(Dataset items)
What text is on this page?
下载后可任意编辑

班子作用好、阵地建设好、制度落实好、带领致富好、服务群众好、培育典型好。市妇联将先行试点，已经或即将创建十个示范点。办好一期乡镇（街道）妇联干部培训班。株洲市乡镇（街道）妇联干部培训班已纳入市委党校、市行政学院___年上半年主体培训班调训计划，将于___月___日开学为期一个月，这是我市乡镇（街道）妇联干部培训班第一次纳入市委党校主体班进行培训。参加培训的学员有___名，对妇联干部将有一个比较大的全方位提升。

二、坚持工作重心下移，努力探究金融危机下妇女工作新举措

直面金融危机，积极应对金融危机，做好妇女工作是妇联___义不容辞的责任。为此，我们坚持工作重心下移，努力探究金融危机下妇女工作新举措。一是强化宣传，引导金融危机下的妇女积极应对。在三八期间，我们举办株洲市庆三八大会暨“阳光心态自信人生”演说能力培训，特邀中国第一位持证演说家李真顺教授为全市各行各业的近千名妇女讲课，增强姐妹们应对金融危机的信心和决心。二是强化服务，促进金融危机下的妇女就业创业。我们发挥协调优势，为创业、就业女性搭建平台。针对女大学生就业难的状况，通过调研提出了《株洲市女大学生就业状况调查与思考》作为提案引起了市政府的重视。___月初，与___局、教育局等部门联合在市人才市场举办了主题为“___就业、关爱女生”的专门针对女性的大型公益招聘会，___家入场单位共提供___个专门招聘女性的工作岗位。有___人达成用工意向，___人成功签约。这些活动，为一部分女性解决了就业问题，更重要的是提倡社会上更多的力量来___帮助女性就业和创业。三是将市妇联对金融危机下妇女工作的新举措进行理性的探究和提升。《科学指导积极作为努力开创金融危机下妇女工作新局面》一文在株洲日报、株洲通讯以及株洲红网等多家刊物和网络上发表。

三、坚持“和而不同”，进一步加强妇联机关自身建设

==

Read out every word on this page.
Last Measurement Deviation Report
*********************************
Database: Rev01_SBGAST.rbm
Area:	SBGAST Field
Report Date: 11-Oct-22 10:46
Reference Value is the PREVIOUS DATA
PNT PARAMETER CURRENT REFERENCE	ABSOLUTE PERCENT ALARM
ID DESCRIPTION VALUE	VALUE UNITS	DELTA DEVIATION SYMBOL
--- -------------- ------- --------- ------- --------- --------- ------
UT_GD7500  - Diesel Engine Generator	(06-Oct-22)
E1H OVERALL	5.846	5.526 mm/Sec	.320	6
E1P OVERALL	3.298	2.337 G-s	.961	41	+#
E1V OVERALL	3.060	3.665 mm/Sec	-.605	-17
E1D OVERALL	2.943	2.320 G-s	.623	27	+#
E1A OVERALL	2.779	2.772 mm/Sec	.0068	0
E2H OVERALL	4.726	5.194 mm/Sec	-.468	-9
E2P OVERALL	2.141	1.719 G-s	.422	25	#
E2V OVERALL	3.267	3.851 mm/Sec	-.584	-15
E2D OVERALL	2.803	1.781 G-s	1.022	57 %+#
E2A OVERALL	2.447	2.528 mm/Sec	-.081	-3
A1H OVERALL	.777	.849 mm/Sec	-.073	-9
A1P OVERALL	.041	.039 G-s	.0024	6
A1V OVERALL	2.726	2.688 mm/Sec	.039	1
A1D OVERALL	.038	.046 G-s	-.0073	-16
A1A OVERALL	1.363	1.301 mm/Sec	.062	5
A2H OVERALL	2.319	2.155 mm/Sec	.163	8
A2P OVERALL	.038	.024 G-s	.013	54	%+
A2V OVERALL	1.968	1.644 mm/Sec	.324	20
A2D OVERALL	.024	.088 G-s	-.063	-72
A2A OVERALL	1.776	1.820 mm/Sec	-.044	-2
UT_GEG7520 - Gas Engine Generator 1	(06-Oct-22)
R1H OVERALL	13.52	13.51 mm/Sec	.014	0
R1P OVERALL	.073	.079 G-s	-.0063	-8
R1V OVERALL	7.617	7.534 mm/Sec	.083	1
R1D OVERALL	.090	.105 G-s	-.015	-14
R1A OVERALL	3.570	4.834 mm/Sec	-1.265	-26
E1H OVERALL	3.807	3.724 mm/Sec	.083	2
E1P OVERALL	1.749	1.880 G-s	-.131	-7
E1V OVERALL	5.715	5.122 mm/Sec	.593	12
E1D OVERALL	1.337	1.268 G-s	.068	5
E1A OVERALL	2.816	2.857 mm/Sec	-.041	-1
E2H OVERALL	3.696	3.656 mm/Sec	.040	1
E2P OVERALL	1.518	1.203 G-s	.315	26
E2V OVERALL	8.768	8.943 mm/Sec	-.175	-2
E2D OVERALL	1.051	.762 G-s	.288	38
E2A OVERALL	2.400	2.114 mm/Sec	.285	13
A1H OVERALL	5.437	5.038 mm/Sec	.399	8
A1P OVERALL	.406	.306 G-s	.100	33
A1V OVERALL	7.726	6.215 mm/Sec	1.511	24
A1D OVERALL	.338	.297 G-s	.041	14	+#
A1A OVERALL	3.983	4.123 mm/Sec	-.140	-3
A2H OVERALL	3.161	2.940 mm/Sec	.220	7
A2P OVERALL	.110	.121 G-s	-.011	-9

---

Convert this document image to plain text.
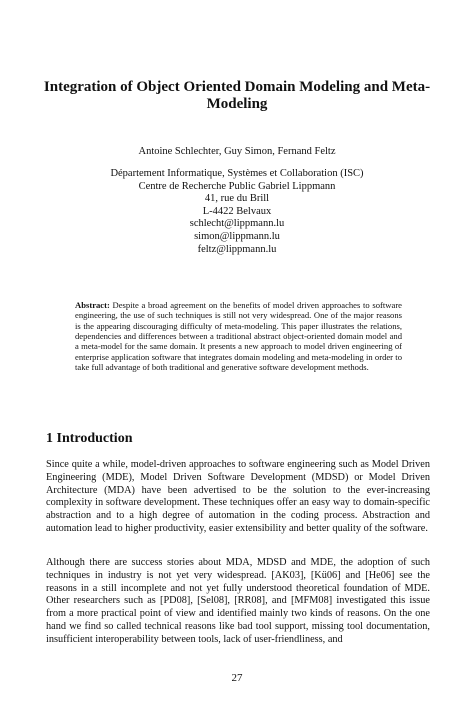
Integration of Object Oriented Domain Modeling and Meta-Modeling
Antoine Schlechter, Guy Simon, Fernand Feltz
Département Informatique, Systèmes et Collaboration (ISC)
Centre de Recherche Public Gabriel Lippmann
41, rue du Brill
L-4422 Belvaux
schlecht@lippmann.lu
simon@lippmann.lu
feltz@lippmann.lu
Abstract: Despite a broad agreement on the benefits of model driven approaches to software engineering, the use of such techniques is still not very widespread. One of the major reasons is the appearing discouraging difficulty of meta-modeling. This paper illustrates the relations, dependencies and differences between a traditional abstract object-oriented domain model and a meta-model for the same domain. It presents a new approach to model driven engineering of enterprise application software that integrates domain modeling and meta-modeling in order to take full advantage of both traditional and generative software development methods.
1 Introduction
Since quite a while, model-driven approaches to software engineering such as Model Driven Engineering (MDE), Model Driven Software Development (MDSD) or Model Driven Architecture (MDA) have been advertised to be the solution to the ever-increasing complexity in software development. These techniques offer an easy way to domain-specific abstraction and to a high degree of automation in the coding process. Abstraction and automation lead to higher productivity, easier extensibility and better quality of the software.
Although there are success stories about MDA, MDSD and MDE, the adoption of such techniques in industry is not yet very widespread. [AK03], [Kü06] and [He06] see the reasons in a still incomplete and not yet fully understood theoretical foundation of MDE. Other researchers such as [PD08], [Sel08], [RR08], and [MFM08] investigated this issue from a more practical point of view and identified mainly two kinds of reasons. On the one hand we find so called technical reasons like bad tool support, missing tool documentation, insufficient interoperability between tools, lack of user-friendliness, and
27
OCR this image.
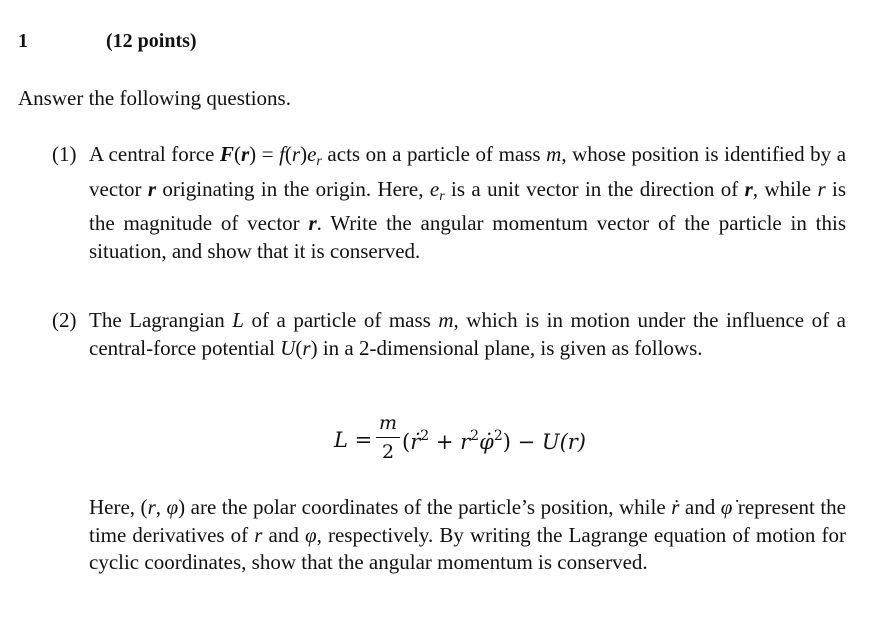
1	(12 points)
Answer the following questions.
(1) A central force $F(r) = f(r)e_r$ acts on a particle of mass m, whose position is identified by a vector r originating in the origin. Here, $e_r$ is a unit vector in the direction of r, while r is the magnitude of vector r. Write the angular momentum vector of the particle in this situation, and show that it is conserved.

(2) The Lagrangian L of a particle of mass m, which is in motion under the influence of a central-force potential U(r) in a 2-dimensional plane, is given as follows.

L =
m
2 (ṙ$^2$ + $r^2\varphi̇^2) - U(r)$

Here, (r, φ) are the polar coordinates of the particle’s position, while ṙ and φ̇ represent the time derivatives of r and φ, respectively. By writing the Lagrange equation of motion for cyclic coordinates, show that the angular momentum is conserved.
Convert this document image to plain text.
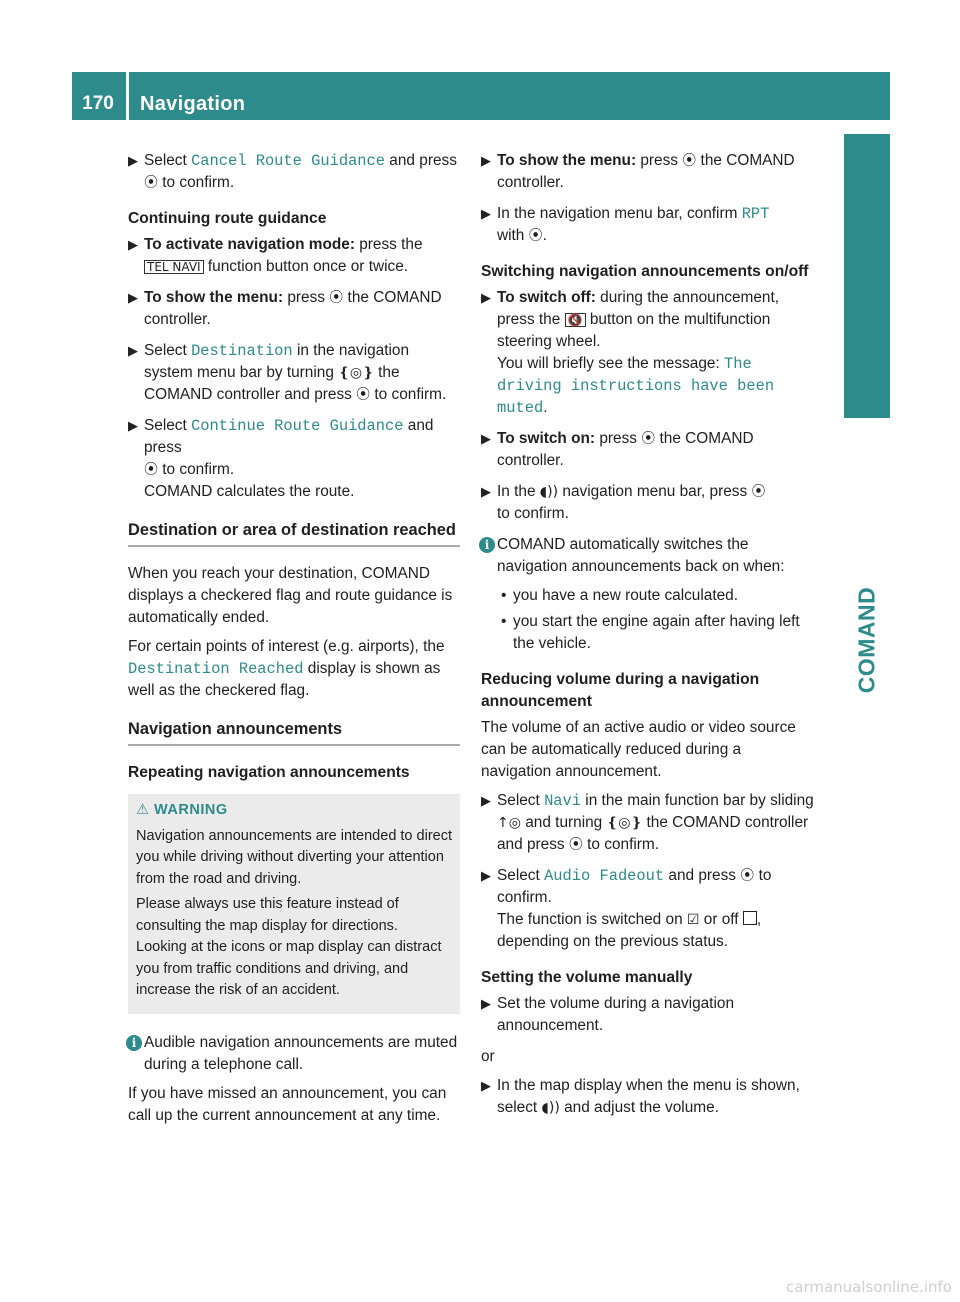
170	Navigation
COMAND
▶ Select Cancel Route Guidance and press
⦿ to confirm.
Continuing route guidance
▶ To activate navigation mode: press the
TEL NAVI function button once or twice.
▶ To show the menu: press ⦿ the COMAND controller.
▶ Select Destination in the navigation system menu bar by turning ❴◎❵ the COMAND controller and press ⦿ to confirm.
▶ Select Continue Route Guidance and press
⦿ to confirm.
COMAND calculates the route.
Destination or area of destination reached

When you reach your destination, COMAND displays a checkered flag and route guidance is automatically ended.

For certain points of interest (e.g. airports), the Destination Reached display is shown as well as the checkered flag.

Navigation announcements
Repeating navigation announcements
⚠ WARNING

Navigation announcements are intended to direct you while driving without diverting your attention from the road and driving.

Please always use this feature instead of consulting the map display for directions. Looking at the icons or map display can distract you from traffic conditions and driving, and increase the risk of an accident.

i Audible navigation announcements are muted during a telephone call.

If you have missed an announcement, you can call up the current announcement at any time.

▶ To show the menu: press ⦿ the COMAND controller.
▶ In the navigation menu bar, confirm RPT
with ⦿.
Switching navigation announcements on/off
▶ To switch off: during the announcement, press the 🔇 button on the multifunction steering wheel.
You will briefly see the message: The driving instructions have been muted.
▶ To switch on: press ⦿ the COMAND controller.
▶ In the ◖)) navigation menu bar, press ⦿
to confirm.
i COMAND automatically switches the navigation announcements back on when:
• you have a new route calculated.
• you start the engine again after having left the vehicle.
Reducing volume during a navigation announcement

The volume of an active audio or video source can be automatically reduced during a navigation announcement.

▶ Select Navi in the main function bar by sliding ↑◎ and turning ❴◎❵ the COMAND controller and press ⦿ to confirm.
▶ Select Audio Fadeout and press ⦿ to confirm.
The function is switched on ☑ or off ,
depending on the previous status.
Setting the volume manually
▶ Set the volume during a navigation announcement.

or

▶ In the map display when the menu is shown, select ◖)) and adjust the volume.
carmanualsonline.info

● EXERCISE
Return every line from the records above that holds the word "your".

● COMPLETE OUTPUT
When you reach your destination, COMAND displays a checkered flag and route guidance is automatically ended.
Navigation announcements are intended to direct you while driving without diverting your attention from the road and driving.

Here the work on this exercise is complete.